:: Material supplied

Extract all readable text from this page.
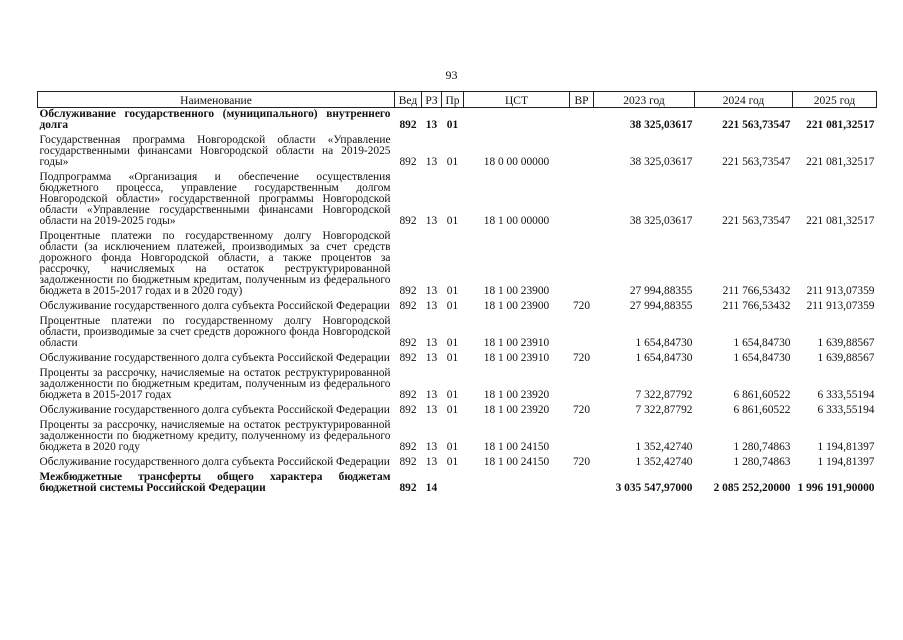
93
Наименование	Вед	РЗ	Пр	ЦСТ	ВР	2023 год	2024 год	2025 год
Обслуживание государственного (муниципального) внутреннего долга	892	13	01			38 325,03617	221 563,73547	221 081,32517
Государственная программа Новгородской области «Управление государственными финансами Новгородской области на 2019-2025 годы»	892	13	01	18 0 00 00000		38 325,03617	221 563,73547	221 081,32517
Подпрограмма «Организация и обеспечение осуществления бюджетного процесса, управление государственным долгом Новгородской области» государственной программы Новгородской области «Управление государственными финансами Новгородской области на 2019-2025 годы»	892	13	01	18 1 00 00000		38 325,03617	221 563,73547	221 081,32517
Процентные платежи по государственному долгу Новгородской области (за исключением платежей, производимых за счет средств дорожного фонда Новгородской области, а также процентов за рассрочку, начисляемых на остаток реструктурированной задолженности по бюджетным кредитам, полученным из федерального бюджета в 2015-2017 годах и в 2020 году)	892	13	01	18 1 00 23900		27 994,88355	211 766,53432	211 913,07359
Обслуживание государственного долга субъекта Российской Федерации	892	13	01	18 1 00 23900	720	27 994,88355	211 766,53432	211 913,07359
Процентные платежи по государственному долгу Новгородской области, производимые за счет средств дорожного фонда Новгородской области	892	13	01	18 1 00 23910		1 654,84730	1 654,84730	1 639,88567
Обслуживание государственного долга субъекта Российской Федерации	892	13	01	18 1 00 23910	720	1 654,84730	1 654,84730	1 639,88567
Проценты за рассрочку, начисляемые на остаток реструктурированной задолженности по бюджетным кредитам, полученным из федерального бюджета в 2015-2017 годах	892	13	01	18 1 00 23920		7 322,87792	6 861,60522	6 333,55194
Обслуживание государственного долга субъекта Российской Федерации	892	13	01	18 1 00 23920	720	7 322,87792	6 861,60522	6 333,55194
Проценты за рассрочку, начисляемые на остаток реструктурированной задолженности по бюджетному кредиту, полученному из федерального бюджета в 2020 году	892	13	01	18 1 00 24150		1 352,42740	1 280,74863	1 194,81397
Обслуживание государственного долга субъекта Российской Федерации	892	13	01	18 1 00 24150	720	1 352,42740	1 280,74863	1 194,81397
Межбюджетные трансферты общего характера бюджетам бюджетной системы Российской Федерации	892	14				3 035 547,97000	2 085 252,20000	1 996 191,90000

::::

## Goal
Do not include the images; transcribe the rest of the listing exactly.

## Response to this exercise
Extract all readable text from this page.
93
Наименование	Вед	РЗ	Пр	ЦСТ	ВР	2023 год	2024 год	2025 год
Обслуживание государственного (муниципального) внутреннего долга	892	13	01			38 325,03617	221 563,73547	221 081,32517
Государственная программа Новгородской области «Управление государственными финансами Новгородской области на 2019-2025 годы»	892	13	01	18 0 00 00000		38 325,03617	221 563,73547	221 081,32517
Подпрограмма «Организация и обеспечение осуществления бюджетного процесса, управление государственным долгом Новгородской области» государственной программы Новгородской области «Управление государственными финансами Новгородской области на 2019-2025 годы»	892	13	01	18 1 00 00000		38 325,03617	221 563,73547	221 081,32517
Процентные платежи по государственному долгу Новгородской области (за исключением платежей, производимых за счет средств дорожного фонда Новгородской области, а также процентов за рассрочку, начисляемых на остаток реструктурированной задолженности по бюджетным кредитам, полученным из федерального бюджета в 2015-2017 годах и в 2020 году)	892	13	01	18 1 00 23900		27 994,88355	211 766,53432	211 913,07359
Обслуживание государственного долга субъекта Российской Федерации	892	13	01	18 1 00 23900	720	27 994,88355	211 766,53432	211 913,07359
Процентные платежи по государственному долгу Новгородской области, производимые за счет средств дорожного фонда Новгородской области	892	13	01	18 1 00 23910		1 654,84730	1 654,84730	1 639,88567
Обслуживание государственного долга субъекта Российской Федерации	892	13	01	18 1 00 23910	720	1 654,84730	1 654,84730	1 639,88567
Проценты за рассрочку, начисляемые на остаток реструктурированной задолженности по бюджетным кредитам, полученным из федерального бюджета в 2015-2017 годах	892	13	01	18 1 00 23920		7 322,87792	6 861,60522	6 333,55194
Обслуживание государственного долга субъекта Российской Федерации	892	13	01	18 1 00 23920	720	7 322,87792	6 861,60522	6 333,55194
Проценты за рассрочку, начисляемые на остаток реструктурированной задолженности по бюджетному кредиту, полученному из федерального бюджета в 2020 году	892	13	01	18 1 00 24150		1 352,42740	1 280,74863	1 194,81397
Обслуживание государственного долга субъекта Российской Федерации	892	13	01	18 1 00 24150	720	1 352,42740	1 280,74863	1 194,81397
Межбюджетные трансферты общего характера бюджетам бюджетной системы Российской Федерации	892	14				3 035 547,97000	2 085 252,20000	1 996 191,90000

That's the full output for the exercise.